### WRITTEN PROBLEM
Copy out the lines in the entries below without any changes, beginning with the line that contains "y-tick-label: 100,000 (40, 271, 112, 293)" and continuing through the line that contains "bar-leaving (454, 292, 474, 548)", both included.

### DATA FOR THIS TASK

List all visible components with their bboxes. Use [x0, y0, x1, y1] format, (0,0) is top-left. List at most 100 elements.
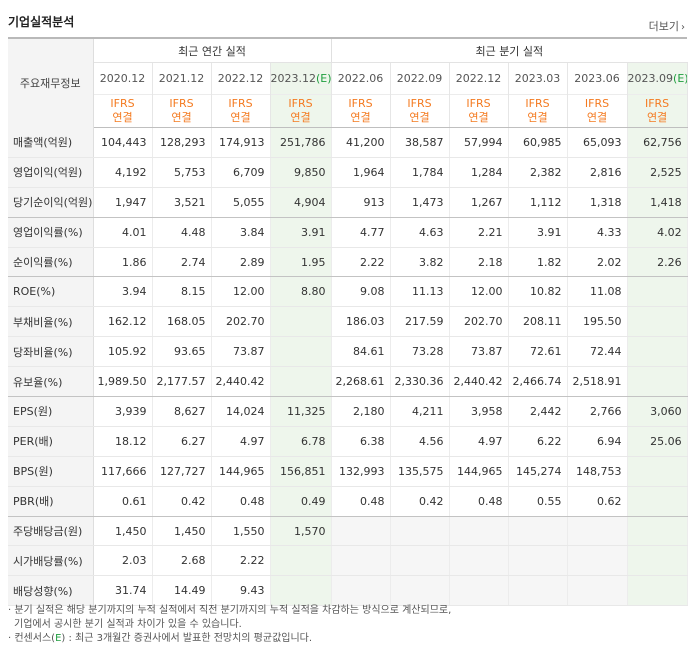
- table-cell: 4.01: [93, 217, 153, 248]
- table-cell: 14.49: [152, 575, 212, 607]
- ifrs-header: IFRS 연결: [390, 94, 450, 128]
- table-cell: 25.06: [627, 426, 688, 457]
- table-cell: 4,192: [93, 157, 153, 188]
- quarterly-group-header: 최근 분기 실적: [331, 37, 688, 63]
- period-label: 2022.12: [217, 72, 264, 85]
- table-cell: 4.02: [627, 217, 688, 248]
- table-cell: 2,466.74: [508, 366, 568, 398]
- consolidated-label: 연결: [112, 111, 133, 124]
- consolidated-label: 연결: [171, 111, 192, 124]
- table-cell: 84.61: [331, 336, 391, 368]
- ifrs-label: IFRS: [584, 97, 610, 110]
- table-cell: 3.84: [211, 217, 271, 248]
- table-cell: 2.74: [152, 247, 212, 278]
- table-cell: 62,756: [627, 127, 688, 158]
- table-cell: 4.77: [331, 217, 391, 248]
- ifrs-header: IFRS 연결: [331, 94, 391, 128]
- row-label: 주당배당금(원): [8, 516, 94, 547]
- table-cell: 1.82: [508, 247, 568, 278]
- table-cell: 148,753: [567, 456, 628, 487]
- more-link[interactable]: 더보기 ›: [649, 18, 685, 34]
- table-cell: 132,993: [331, 456, 391, 487]
- table-cell: 11,325: [270, 396, 332, 427]
- table-cell: [270, 336, 332, 368]
- consensus-mark: E: [55, 633, 62, 644]
- period-label: 2023.12: [270, 72, 317, 85]
- table-cell: [627, 456, 688, 487]
- estimate-mark: (E): [673, 72, 688, 85]
- table-cell: 0.49: [270, 486, 332, 517]
- period-header: 2023.03: [508, 62, 568, 95]
- table-cell: 127,727: [152, 456, 212, 487]
- table-cell: [390, 516, 450, 547]
- row-label: 배당성향(%): [8, 575, 94, 607]
- table-cell: [567, 516, 628, 547]
- table-cell: 3.82: [390, 247, 450, 278]
- table-cell: 1,989.50: [93, 366, 153, 398]
- table-cell: 202.70: [211, 306, 271, 338]
- period-header: 2021.12: [152, 62, 212, 95]
- period-header: 2023.12(E): [270, 62, 332, 95]
- table-cell: 202.70: [449, 306, 509, 338]
- table-cell: 4.48: [152, 217, 212, 248]
- consolidated-label: 연결: [230, 111, 251, 124]
- table-cell: 4.33: [567, 217, 628, 248]
- row-label: PBR(배): [8, 486, 94, 517]
- period-label: 2022.06: [337, 72, 384, 85]
- table-row: ROE(%) 3.94 8.15 12.00 8.80 9.08 11.13 12.00 10.…: [8, 276, 688, 308]
- period-label: 2021.12: [158, 72, 205, 85]
- table-cell: [627, 575, 688, 607]
- table-cell: 6.27: [152, 426, 212, 457]
- ifrs-header: IFRS 연결: [152, 94, 212, 128]
- table-cell: 9,850: [270, 157, 332, 188]
- table-cell: 41,200: [331, 127, 391, 158]
- period-header: 2023.09(E): [627, 62, 688, 95]
- table-row: 당기순이익(억원) 1,947 3,521 5,055 4,904 913 1,473 1,2…: [8, 187, 688, 218]
- ifrs-label: IFRS: [466, 97, 491, 110]
- table-cell: 104,443: [93, 127, 153, 158]
- table-row: 영업이익(억원) 4,192 5,753 6,709 9,850 1,964 1,784 1,…: [8, 157, 688, 188]
- table-cell: 3,939: [93, 396, 153, 427]
- table-cell: 2.22: [211, 545, 271, 577]
- ifrs-label: IFRS: [288, 97, 313, 110]
- table-row: 유보율(%) 1,989.50 2,177.57 2,440.42 2,268.61 2,…: [8, 366, 688, 398]
- row-label: PER(배): [8, 426, 94, 457]
- ifrs-label: IFRS: [348, 97, 373, 110]
- table-cell: 1,964: [331, 157, 391, 188]
- consolidated-label: 연결: [586, 111, 608, 124]
- table-cell: 2,330.36: [390, 366, 450, 398]
- table-cell: [627, 306, 688, 338]
- table-cell: 2.89: [211, 247, 271, 278]
- consolidated-label: 연결: [527, 111, 548, 124]
- table-cell: [567, 545, 628, 577]
- period-header: 2022.12: [211, 62, 271, 95]
- financial-table: 주요재무정보 최근 연간 실적 최근 분기 실적 2020.12 2021.12 2…: [8, 37, 688, 607]
- table-cell: 128,293: [152, 127, 212, 158]
- footnote-consensus-pre: · 컨센서스(: [8, 633, 56, 644]
- consolidated-label: 연결: [468, 111, 489, 124]
- table-cell: 10.82: [508, 276, 568, 308]
- table-cell: 5,055: [211, 187, 271, 218]
- table-row: 매출액(억원) 104,443 128,293 174,913 251,786 41,20…: [8, 127, 688, 158]
- period-header: 2020.12: [93, 62, 153, 95]
- footnote-quarterly-cont: 기업에서 공시한 분기 실적과 차이가 있을 수 있습니다.: [14, 619, 242, 630]
- table-cell: 105.92: [93, 336, 153, 368]
- table-cell: 38,587: [390, 127, 450, 158]
- table-cell: 2.21: [449, 217, 509, 248]
- table-cell: 162.12: [93, 306, 153, 338]
- table-cell: 2.18: [449, 247, 509, 278]
- table-cell: [390, 545, 450, 577]
- table-row: 배당성향(%) 31.74 14.49 9.43: [8, 575, 688, 607]
- table-cell: 1,267: [449, 187, 509, 218]
- ifrs-header: IFRS 연결: [508, 94, 568, 128]
- table-cell: 11.08: [567, 276, 628, 308]
- table-cell: 1,418: [627, 187, 688, 218]
- table-cell: 60,985: [508, 127, 568, 158]
- table-cell: 9.43: [211, 575, 271, 607]
- table-cell: 1,947: [93, 187, 153, 218]
- ifrs-header: IFRS 연결: [211, 94, 271, 128]
- table-cell: 2.22: [331, 247, 391, 278]
- table-cell: 135,575: [390, 456, 450, 487]
- table-row: 주당배당금(원) 1,450 1,450 1,550 1,570: [8, 516, 688, 547]
- ifrs-header: IFRS 연결: [449, 94, 509, 128]
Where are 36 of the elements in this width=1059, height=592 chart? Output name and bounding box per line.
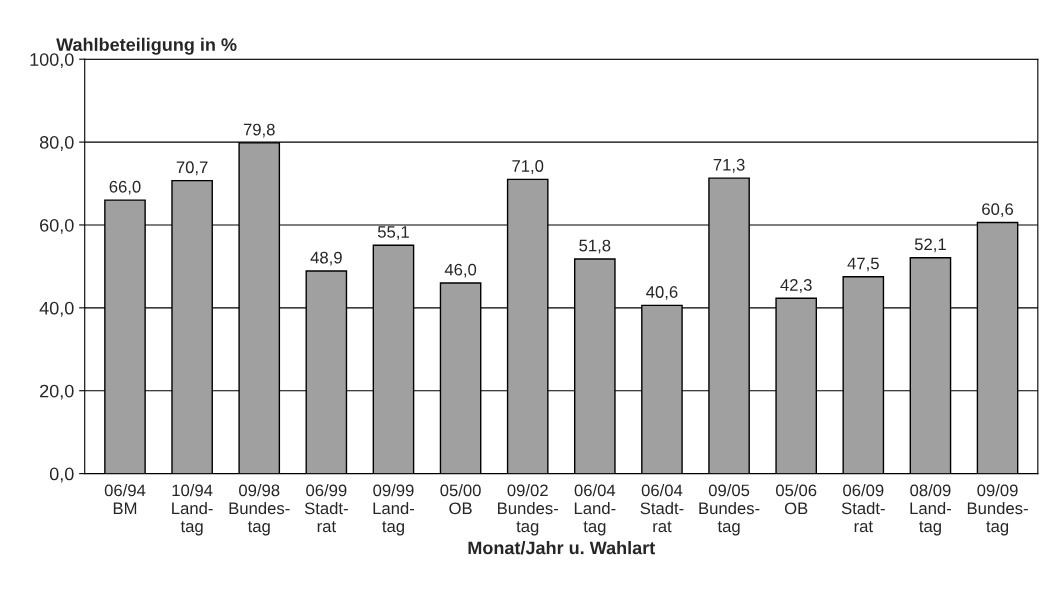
- x-tick-label: 06/04 Land- tag: [574, 484, 616, 536]
- data-label: 48,9: [310, 251, 342, 266]
- x-tick-label: 05/06 OB: [775, 484, 817, 515]
- data-label: 40,6: [646, 286, 678, 300]
- data-label: 71,3: [713, 158, 745, 173]
- y-tick-label: 100,0: [30, 53, 74, 69]
- x-tick-label: 06/99 Stadt- rat: [304, 484, 348, 533]
- data-label: 42,3: [780, 279, 812, 293]
- y-tick-label: 80,0: [39, 136, 74, 151]
- x-tick-label: 06/94 BM: [104, 484, 146, 515]
- x-axis-title: Monat/Jahr u. Wahlart: [468, 541, 656, 555]
- data-label: 51,8: [579, 239, 611, 254]
- x-tick-label: 06/09 Stadt- rat: [841, 484, 885, 533]
- x-tick-label: 10/94 Land- tag: [172, 484, 213, 536]
- data-label: 71,0: [512, 160, 544, 174]
- data-label: 55,1: [377, 226, 409, 240]
- y-tick-label: 0,0: [49, 467, 74, 483]
- x-tick-label: 08/09 Land- tag: [910, 484, 951, 536]
- data-label: 47,5: [847, 257, 879, 272]
- data-label: 46,0: [444, 263, 477, 278]
- x-tick-label: 09/99 Land- tag: [373, 484, 415, 536]
- data-label: 52,1: [914, 238, 946, 253]
- data-label: 60,6: [982, 203, 1014, 217]
- data-label: 79,8: [243, 123, 275, 138]
- x-tick-label: 06/04 Stadt- rat: [640, 484, 684, 533]
- x-tick-label: 09/02 Bundes- tag: [498, 484, 559, 536]
- data-label: 70,7: [176, 161, 208, 176]
- data-label: 66,0: [109, 180, 141, 195]
- x-tick-label: 09/09 Bundes- tag: [967, 484, 1028, 536]
- y-tick-label: 60,0: [40, 218, 74, 234]
- x-tick-label: 09/05 Bundes- tag: [699, 484, 760, 536]
- chart-title: Wahlbeteiligung in %: [56, 37, 237, 55]
- x-tick-label: 09/98 Bundes- tag: [229, 484, 290, 536]
- x-tick-label: 05/00 OB: [440, 484, 481, 515]
- y-tick-label: 20,0: [40, 384, 74, 400]
- y-tick-label: 40,0: [39, 301, 74, 317]
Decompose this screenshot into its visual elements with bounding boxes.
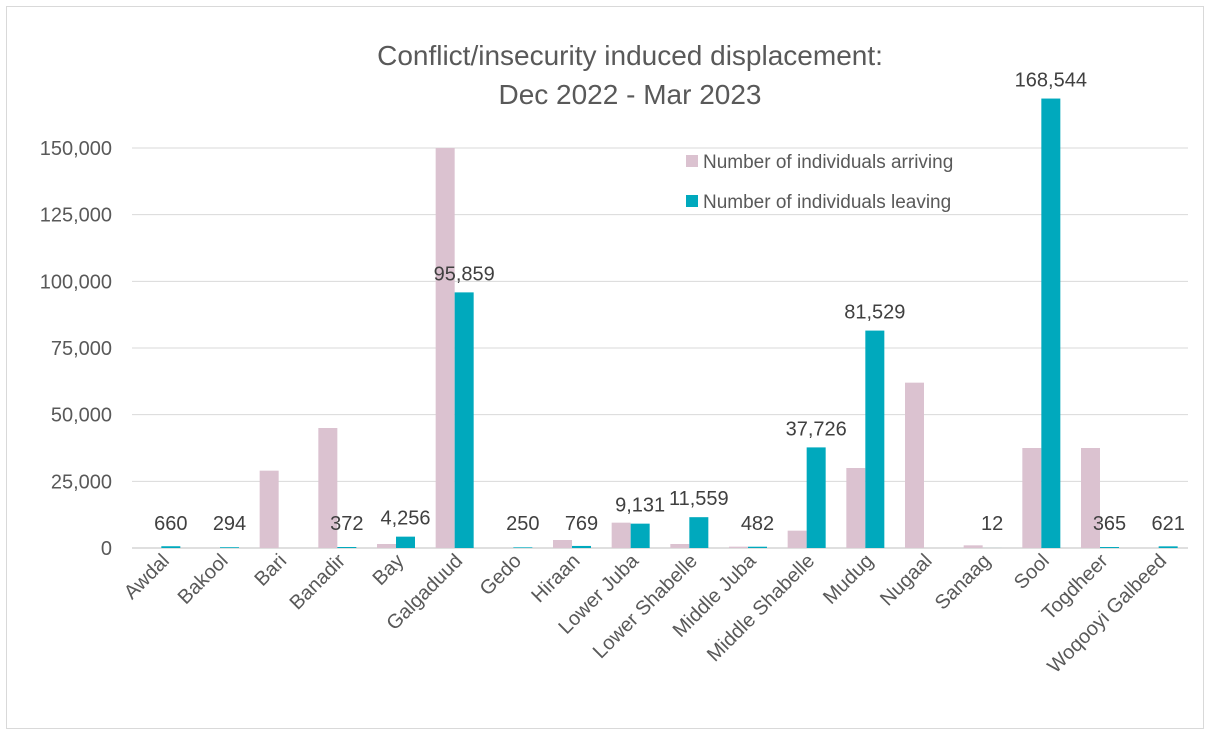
y-tick-label: 100,000 (40, 271, 112, 293)
data-label: 81,529 (844, 302, 905, 324)
x-tick-label: Banadir (286, 550, 351, 615)
bar-arriving (377, 544, 396, 548)
x-tick-label: Mudug (819, 550, 878, 609)
bar-leaving (748, 546, 767, 548)
data-label: 9,131 (615, 495, 665, 517)
bar-arriving (729, 546, 748, 548)
bar-leaving (454, 292, 474, 548)
bar-arriving (670, 544, 690, 548)
data-label: 660 (154, 513, 187, 535)
grid-lines (132, 147, 1188, 549)
bar-leaving (220, 547, 239, 548)
bar-leaving (689, 517, 709, 548)
legend-label-leaving: Number of individuals leaving (703, 192, 951, 213)
bars (161, 98, 1178, 549)
data-labels: 660 294 372 4,256 95,859 250 769 9,131 11,559 482… (154, 70, 1185, 535)
y-tick-label: 0 (101, 538, 112, 560)
bar-leaving (337, 547, 357, 548)
x-tick-label: Gedo (476, 550, 526, 600)
data-label: 482 (741, 513, 774, 535)
x-tick-label: Awdal (120, 550, 174, 604)
data-label: 621 (1151, 513, 1184, 535)
data-label: 95,859 (434, 263, 495, 285)
bar-arriving (963, 545, 983, 548)
data-label: 365 (1093, 513, 1126, 535)
bar-arriving (553, 540, 572, 548)
bar-leaving (1158, 546, 1178, 548)
y-axis: 0 25,000 50,000 75,000 100,000 125,000 150,000 (40, 138, 112, 560)
legend-swatch-arriving (686, 155, 698, 167)
x-tick-label: Middle Shabelle (703, 550, 819, 666)
x-tick-label: Hiraan (527, 550, 584, 607)
bar-arriving (1022, 448, 1042, 548)
data-label: 294 (213, 513, 246, 535)
bar-arriving (259, 470, 279, 548)
bar-arriving (787, 530, 807, 548)
legend-swatch-leaving (686, 195, 698, 207)
x-tick-label: Nugaal (876, 550, 936, 610)
chart-frame (6, 6, 1204, 729)
bar-leaving (1041, 98, 1061, 549)
x-tick-label: Bakool (174, 550, 233, 609)
bar-arriving (318, 428, 338, 548)
data-label: 769 (565, 513, 598, 535)
chart-subtitle: Dec 2022 - Mar 2023 (498, 79, 761, 110)
bar-leaving (1100, 547, 1119, 548)
x-tick-label: Bay (369, 550, 409, 590)
bar-leaving (630, 523, 650, 548)
x-tick-label: Bari (250, 550, 291, 591)
chart-title: Conflict/insecurity induced displacement… (377, 40, 883, 71)
y-tick-label: 150,000 (40, 138, 112, 160)
bar-leaving (161, 546, 181, 548)
bar-arriving (905, 382, 924, 548)
bar-arriving (1081, 448, 1100, 548)
data-label: 4,256 (380, 508, 430, 530)
bar-leaving (806, 447, 826, 548)
bar-arriving (846, 468, 866, 548)
bar-arriving (611, 522, 631, 548)
y-tick-label: 125,000 (40, 205, 112, 227)
data-label: 37,726 (786, 418, 847, 440)
x-tick-label: Sool (1010, 550, 1054, 594)
y-tick-label: 75,000 (51, 338, 112, 360)
y-tick-label: 50,000 (51, 405, 112, 427)
data-label: 372 (330, 513, 363, 535)
x-tick-label: Lower Shabelle (589, 550, 702, 663)
y-tick-label: 25,000 (51, 471, 112, 493)
bar-arriving (435, 148, 455, 548)
bar-leaving (396, 536, 415, 548)
bar-leaving (513, 547, 533, 548)
legend-label-arriving: Number of individuals arriving (703, 152, 953, 173)
x-tick-label: Sanaag (931, 550, 995, 614)
bar-leaving (865, 330, 885, 548)
data-label: 12 (981, 513, 1003, 535)
data-label: 11,559 (669, 488, 729, 510)
data-label: 250 (506, 513, 539, 535)
legend: Number of individuals arriving Number of… (686, 152, 953, 213)
bar-leaving (572, 545, 591, 548)
data-label: 168,544 (1015, 70, 1087, 92)
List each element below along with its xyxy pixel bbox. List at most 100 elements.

### COMPLETE OUTPUT
y-tick-label: 100,000 (40, 271, 112, 293)
data-label: 81,529 (844, 302, 905, 324)
x-tick-label: Banadir (286, 550, 351, 615)
bar-arriving (377, 544, 396, 548)
x-tick-label: Mudug (819, 550, 878, 609)
bar-leaving (748, 546, 767, 548)
data-label: 9,131 (615, 495, 665, 517)
bar-arriving (729, 546, 748, 548)
bar-leaving (454, 292, 474, 548)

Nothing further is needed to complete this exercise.